Stored records
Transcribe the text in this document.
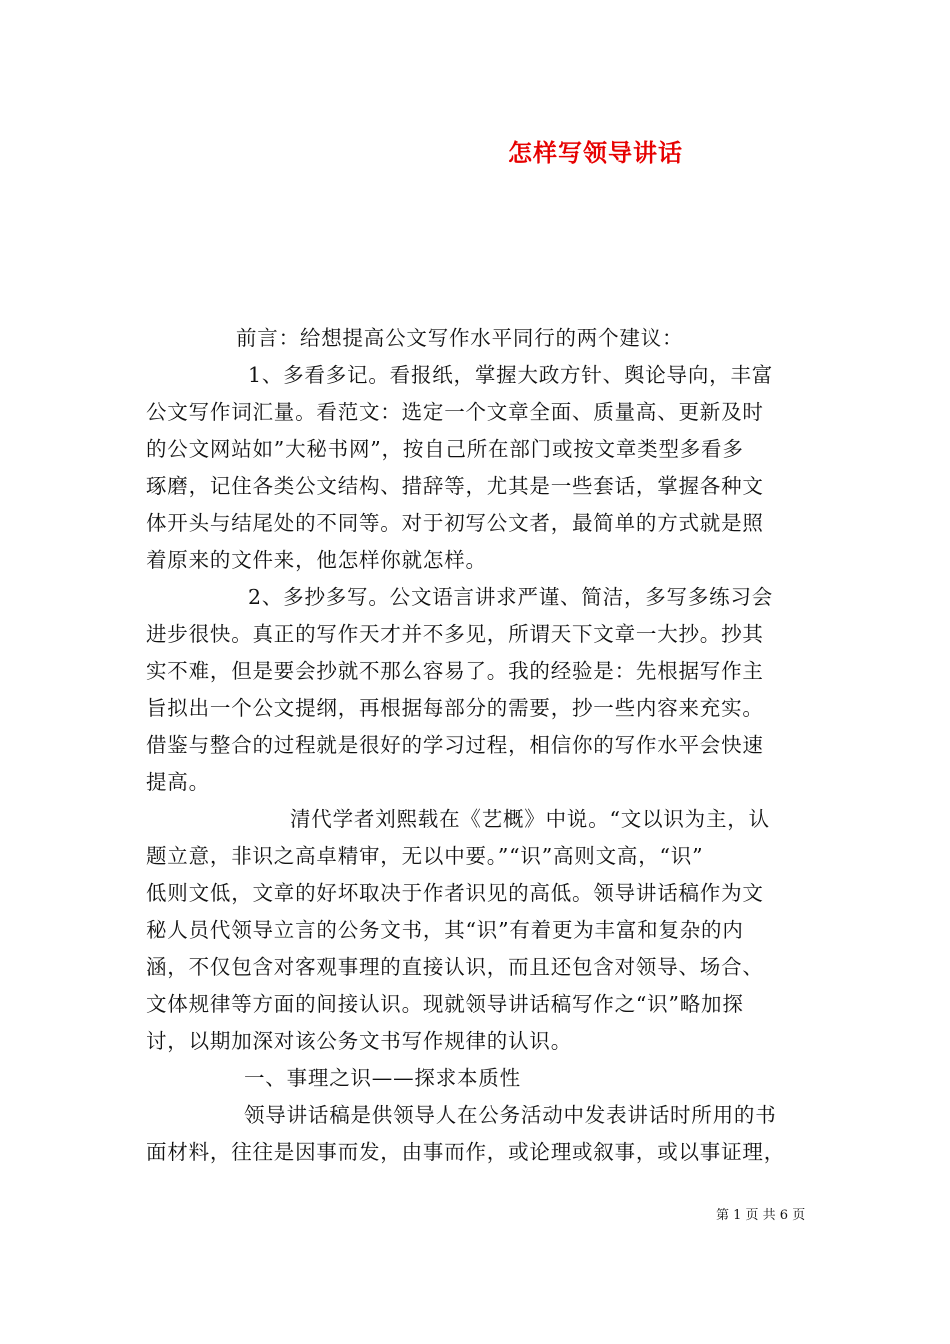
怎样写领导讲话
前言：给想提高公文写作水平同行的两个建议：
1、多看多记。看报纸，掌握大政方针、舆论导向，丰富
公文写作词汇量。看范文：选定一个文章全面、质量高、更新及时
的公文网站如”大秘书网”，按自己所在部门或按文章类型多看多
琢磨，记住各类公文结构、措辞等，尤其是一些套话，掌握各种文
体开头与结尾处的不同等。对于初写公文者，最简单的方式就是照
着原来的文件来，他怎样你就怎样。
2、多抄多写。公文语言讲求严谨、简洁，多写多练习会
进步很快。真正的写作天才并不多见，所谓天下文章一大抄。抄其
实不难，但是要会抄就不那么容易了。我的经验是：先根据写作主
旨拟出一个公文提纲，再根据每部分的需要，抄一些内容来充实。
借鉴与整合的过程就是很好的学习过程，相信你的写作水平会快速
提高。
清代学者刘熙载在《艺概》中说。“文以识为主，认
题立意，非识之高卓精审，无以中要。”“识”高则文高，“识”
低则文低，文章的好坏取决于作者识见的高低。领导讲话稿作为文
秘人员代领导立言的公务文书，其“识”有着更为丰富和复杂的内
涵，不仅包含对客观事理的直接认识，而且还包含对领导、场合、
文体规律等方面的间接认识。现就领导讲话稿写作之“识”略加探
讨，以期加深对该公务文书写作规律的认识。
一、事理之识——探求本质性
领导讲话稿是供领导人在公务活动中发表讲话时所用的书
面材料，往往是因事而发，由事而作，或论理或叙事，或以事证理，
第 1 页 共 6 页
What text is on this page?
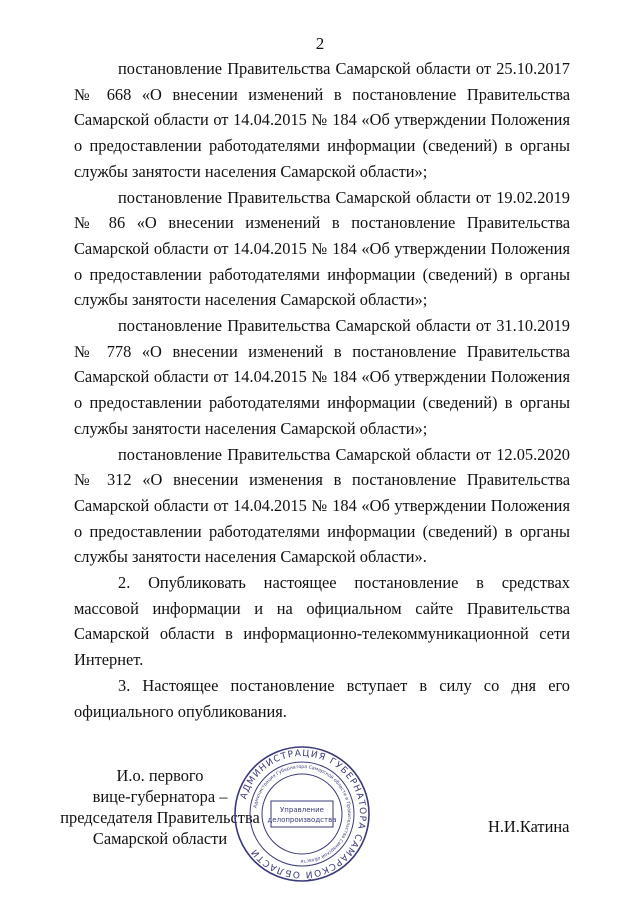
2

постановление Правительства Самарской области от 25.10.2017 № 668 «О внесении изменений в постановление Правительства Самарской области от 14.04.2015 № 184 «Об утверждении Положения о предоставлении работодателями информации (сведений) в органы службы занятости населения Самарской области»;

постановление Правительства Самарской области от 19.02.2019 № 86 «О внесении изменений в постановление Правительства Самарской области от 14.04.2015 № 184 «Об утверждении Положения о предоставлении работодателями информации (сведений) в органы службы занятости населения Самарской области»;

постановление Правительства Самарской области от 31.10.2019 № 778 «О внесении изменений в постановление Правительства Самарской области от 14.04.2015 № 184 «Об утверждении Положения о предоставлении работодателями информации (сведений) в органы службы занятости населения Самарской области»;

постановление Правительства Самарской области от 12.05.2020 № 312 «О внесении изменения в постановление Правительства Самарской области от 14.04.2015 № 184 «Об утверждении Положения о предоставлении работодателями информации (сведений) в органы службы занятости населения Самарской области».

2. Опубликовать настоящее постановление в средствах массовой информации и на официальном сайте Правительства Самарской области в информационно-телекоммуникационной сети Интернет.

3. Настоящее постановление вступает в силу со дня его официального опубликования.

И.о. первого
вице-губернатора –
председателя Правительства
Самарской области
Н.И.Катина
АДМИНИСТРАЦИЯ ГУБЕРНАТОРА САМАРСКОЙ ОБЛАСТИ
Администрация Губернатора Самарской области и Правительства Самарской области
Управление
делопроизводства
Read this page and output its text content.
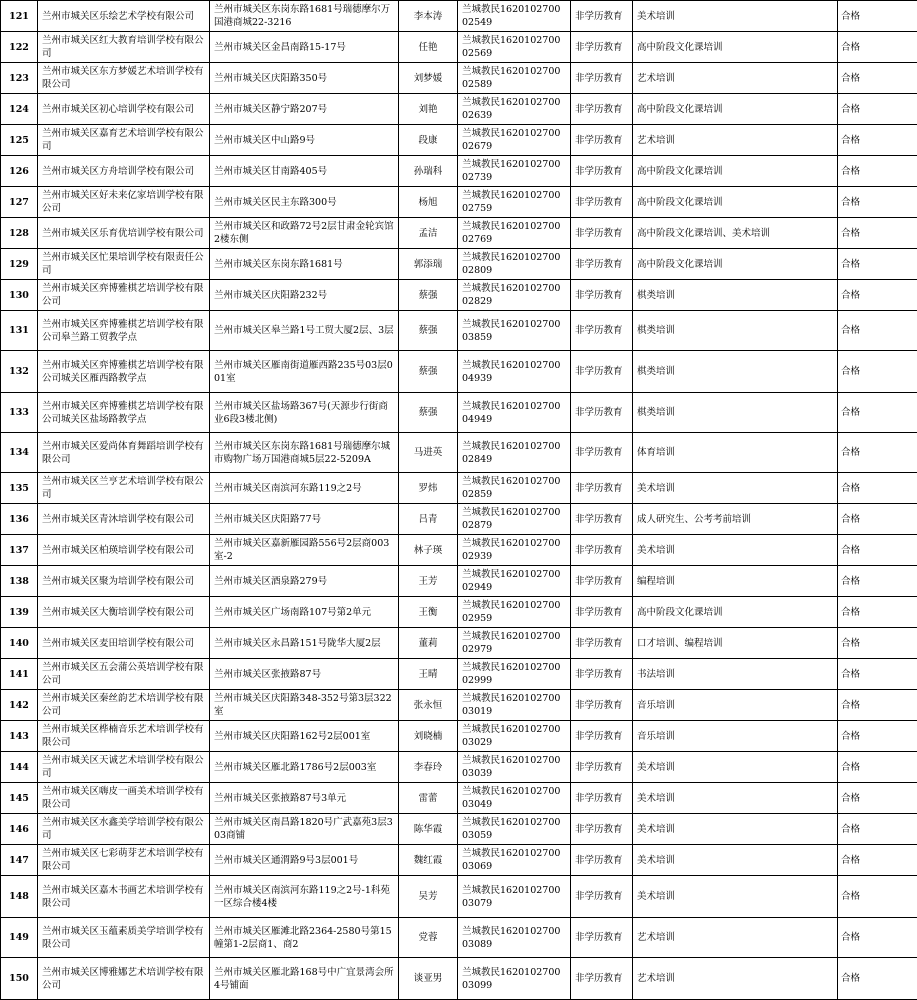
121	兰州市城关区乐绘艺术学校有限公司	兰州市城关区东岗东路1681号瑞德摩尔万国港商城22-3216	李本涛	兰城教民162010270002549	非学历教育	美术培训	合格
122	兰州市城关区红大教育培训学校有限公司	兰州市城关区金昌南路15-17号	任艳	兰城教民162010270002569	非学历教育	高中阶段文化课培训	合格
123	兰州市城关区东方梦媛艺术培训学校有限公司	兰州市城关区庆阳路350号	刘梦媛	兰城教民162010270002589	非学历教育	艺术培训	合格
124	兰州市城关区初心培训学校有限公司	兰州市城关区静宁路207号	刘艳	兰城教民162010270002639	非学历教育	高中阶段文化课培训	合格
125	兰州市城关区嘉育艺术培训学校有限公司	兰州市城关区中山路9号	段康	兰城教民162010270002679	非学历教育	艺术培训	合格
126	兰州市城关区方舟培训学校有限公司	兰州市城关区甘南路405号	孙瑞科	兰城教民162010270002739	非学历教育	高中阶段文化课培训	合格
127	兰州市城关区好未来亿家培训学校有限公司	兰州市城关区民主东路300号	杨旭	兰城教民162010270002759	非学历教育	高中阶段文化课培训	合格
128	兰州市城关区乐育优培训学校有限公司	兰州市城关区和政路72号2层甘肃金轮宾馆2楼东侧	孟洁	兰城教民162010270002769	非学历教育	高中阶段文化课培训、美术培训	合格
129	兰州市城关区忙果培训学校有限责任公司	兰州市城关区东岗东路1681号	郭添瑞	兰城教民162010270002809	非学历教育	高中阶段文化课培训	合格
130	兰州市城关区弈博雅棋艺培训学校有限公司	兰州市城关区庆阳路232号	蔡强	兰城教民162010270002829	非学历教育	棋类培训	合格
131	兰州市城关区弈博雅棋艺培训学校有限公司皋兰路工贸教学点	兰州市城关区皋兰路1号工贸大厦2层、3层	蔡强	兰城教民162010270003859	非学历教育	棋类培训	合格
132	兰州市城关区弈博雅棋艺培训学校有限公司城关区雁西路教学点	兰州市城关区雁南街道雁西路235号03层001室	蔡强	兰城教民162010270004939	非学历教育	棋类培训	合格
133	兰州市城关区弈博雅棋艺培训学校有限公司城关区盐场路教学点	兰州市城关区盐场路367号(天源步行街商业6段3楼北侧)	蔡强	兰城教民162010270004949	非学历教育	棋类培训	合格
134	兰州市城关区爱尚体育舞蹈培训学校有限公司	兰州市城关区东岗东路1681号瑞德摩尔城市购物广场万国港商城5层22-5209A	马进英	兰城教民162010270002849	非学历教育	体育培训	合格
135	兰州市城关区兰亨艺术培训学校有限公司	兰州市城关区南滨河东路119之2号	罗炜	兰城教民162010270002859	非学历教育	美术培训	合格
136	兰州市城关区青沐培训学校有限公司	兰州市城关区庆阳路77号	吕青	兰城教民162010270002879	非学历教育	成人研究生、公考考前培训	合格
137	兰州市城关区柏瑛培训学校有限公司	兰州市城关区嘉新雁园路556号2层商003室-2	林子瑛	兰城教民162010270002939	非学历教育	美术培训	合格
138	兰州市城关区聚为培训学校有限公司	兰州市城关区酒泉路279号	王芳	兰城教民162010270002949	非学历教育	编程培训	合格
139	兰州市城关区大衡培训学校有限公司	兰州市城关区广场南路107号第2单元	王衡	兰城教民162010270002959	非学历教育	高中阶段文化课培训	合格
140	兰州市城关区麦田培训学校有限公司	兰州市城关区永昌路151号陇华大厦2层	董莉	兰城教民162010270002979	非学历教育	口才培训、编程培训	合格
141	兰州市城关区五会蒲公英培训学校有限公司	兰州市城关区张掖路87号	王晴	兰城教民162010270002999	非学历教育	书法培训	合格
142	兰州市城关区秦丝韵艺术培训学校有限公司	兰州市城关区庆阳路348-352号第3层322室	张永恒	兰城教民162010270003019	非学历教育	音乐培训	合格
143	兰州市城关区桦楠音乐艺术培训学校有限公司	兰州市城关区庆阳路162号2层001室	刘晓楠	兰城教民162010270003029	非学历教育	音乐培训	合格
144	兰州市城关区天诚艺术培训学校有限公司	兰州市城关区雁北路1786号2层003室	李春玲	兰城教民162010270003039	非学历教育	美术培训	合格
145	兰州市城关区嗨皮一画美术培训学校有限公司	兰州市城关区张掖路87号3单元	雷蕾	兰城教民162010270003049	非学历教育	美术培训	合格
146	兰州市城关区水鑫美学培训学校有限公司	兰州市城关区南昌路1820号广武嘉苑3层303商铺	陈华霞	兰城教民162010270003059	非学历教育	美术培训	合格
147	兰州市城关区七彩萌芽艺术培训学校有限公司	兰州市城关区通渭路9号3层001号	魏红霞	兰城教民162010270003069	非学历教育	美术培训	合格
148	兰州市城关区嘉木书画艺术培训学校有限公司	兰州市城关区南滨河东路119之2号-1科苑一区综合楼4楼	吴芳	兰城教民162010270003079	非学历教育	美术培训	合格
149	兰州市城关区玉蕴素质美学培训学校有限公司	兰州市城关区雁滩北路2364-2580号第15幢第1-2层商1、商2	党蓉	兰城教民162010270003089	非学历教育	艺术培训	合格
150	兰州市城关区博雅娜艺术培训学校有限公司	兰州市城关区雁北路168号中广宜景湾会所4号铺面	谈亚男	兰城教民162010270003099	非学历教育	艺术培训	合格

**What you need to do:**
Identify the lines above that contain the word "page", then copy them.

**Correct output:**
What text is on this page?
Read this page and output its text content.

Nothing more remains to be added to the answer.